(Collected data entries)
==*==
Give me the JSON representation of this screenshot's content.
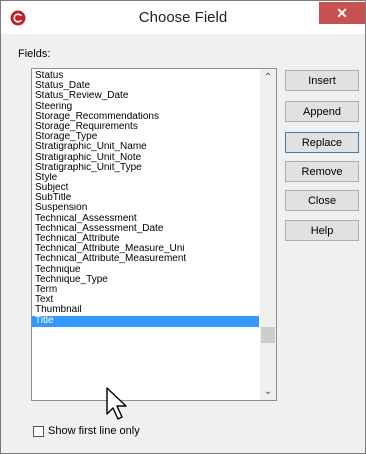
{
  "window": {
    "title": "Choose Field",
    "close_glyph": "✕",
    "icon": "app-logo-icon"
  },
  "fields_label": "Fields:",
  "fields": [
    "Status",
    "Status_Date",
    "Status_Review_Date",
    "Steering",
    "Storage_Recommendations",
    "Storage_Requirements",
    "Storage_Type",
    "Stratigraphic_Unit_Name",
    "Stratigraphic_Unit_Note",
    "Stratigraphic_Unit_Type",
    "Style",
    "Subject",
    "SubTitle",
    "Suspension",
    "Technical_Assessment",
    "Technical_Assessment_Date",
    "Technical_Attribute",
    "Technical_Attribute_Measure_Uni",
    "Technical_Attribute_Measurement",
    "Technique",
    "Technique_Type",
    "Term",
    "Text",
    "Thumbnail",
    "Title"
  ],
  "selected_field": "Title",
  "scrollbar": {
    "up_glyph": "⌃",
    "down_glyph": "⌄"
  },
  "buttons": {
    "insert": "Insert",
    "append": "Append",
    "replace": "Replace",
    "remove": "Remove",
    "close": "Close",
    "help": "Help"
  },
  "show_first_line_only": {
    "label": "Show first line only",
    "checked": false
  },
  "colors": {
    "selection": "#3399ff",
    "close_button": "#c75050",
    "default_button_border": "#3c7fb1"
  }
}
==*==
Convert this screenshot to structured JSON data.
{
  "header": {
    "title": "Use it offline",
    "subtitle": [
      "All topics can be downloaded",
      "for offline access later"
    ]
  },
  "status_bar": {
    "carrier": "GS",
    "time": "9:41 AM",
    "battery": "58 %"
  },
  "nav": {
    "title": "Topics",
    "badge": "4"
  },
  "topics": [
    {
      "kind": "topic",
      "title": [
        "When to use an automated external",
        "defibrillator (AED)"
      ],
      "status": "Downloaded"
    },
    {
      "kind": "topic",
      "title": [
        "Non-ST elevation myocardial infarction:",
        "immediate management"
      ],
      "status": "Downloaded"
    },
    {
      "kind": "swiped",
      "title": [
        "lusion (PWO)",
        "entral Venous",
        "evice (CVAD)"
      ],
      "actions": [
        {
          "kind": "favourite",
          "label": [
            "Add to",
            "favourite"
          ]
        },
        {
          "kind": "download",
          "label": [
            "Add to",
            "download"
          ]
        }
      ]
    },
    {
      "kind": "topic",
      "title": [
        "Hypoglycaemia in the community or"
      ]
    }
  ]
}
==*==
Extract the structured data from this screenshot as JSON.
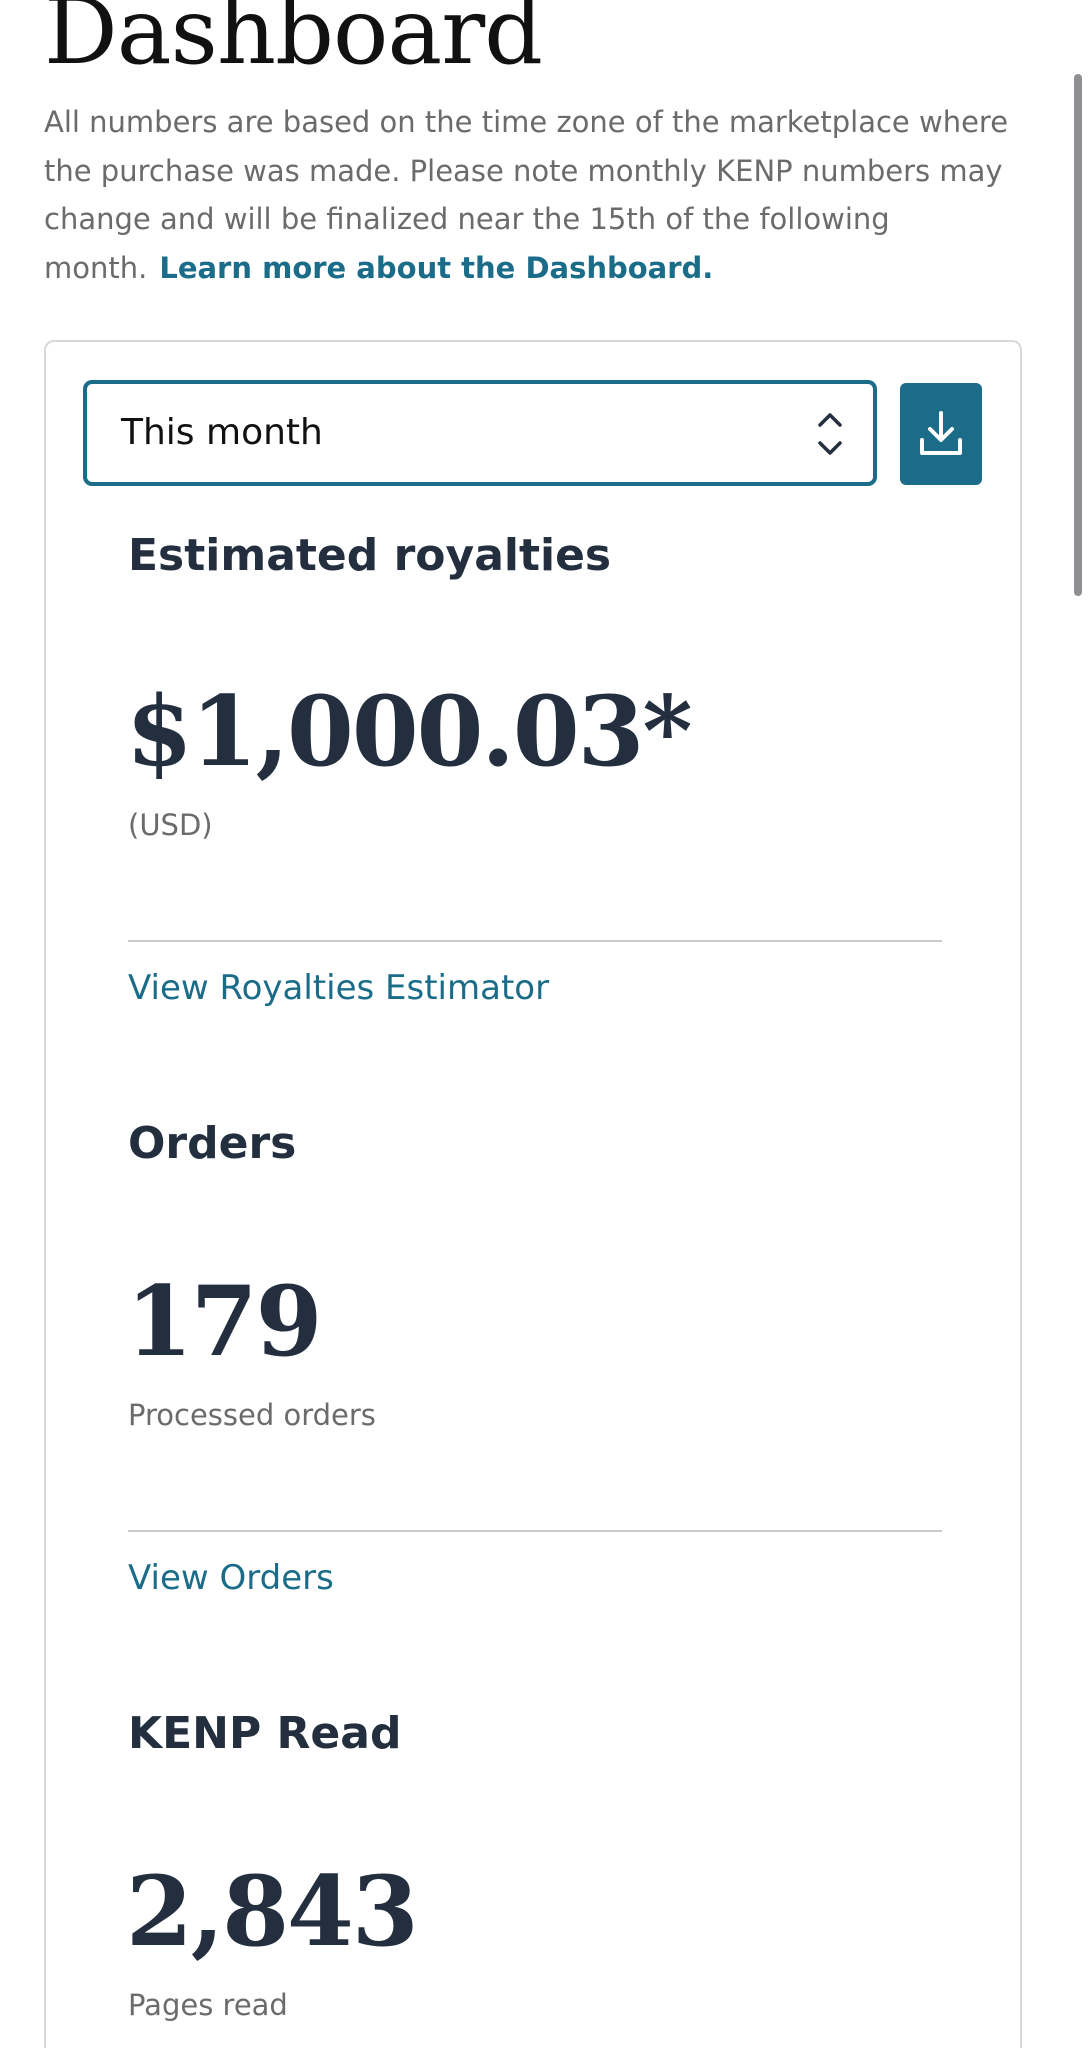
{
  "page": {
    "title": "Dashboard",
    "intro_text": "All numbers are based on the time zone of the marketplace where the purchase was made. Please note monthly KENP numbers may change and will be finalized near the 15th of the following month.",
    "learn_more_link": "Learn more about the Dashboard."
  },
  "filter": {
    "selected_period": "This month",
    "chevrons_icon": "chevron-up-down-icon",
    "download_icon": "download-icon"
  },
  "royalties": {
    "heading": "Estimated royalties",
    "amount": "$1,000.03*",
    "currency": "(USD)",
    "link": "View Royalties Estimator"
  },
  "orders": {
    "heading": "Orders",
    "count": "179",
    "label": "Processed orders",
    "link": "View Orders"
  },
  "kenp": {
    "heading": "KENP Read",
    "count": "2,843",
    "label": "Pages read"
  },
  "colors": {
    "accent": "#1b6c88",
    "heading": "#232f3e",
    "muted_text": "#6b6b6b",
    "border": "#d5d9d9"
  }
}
==*==
How many lines in the records hold the string "screenshot"? Reply with the number alone.

### Answer to this exercise
3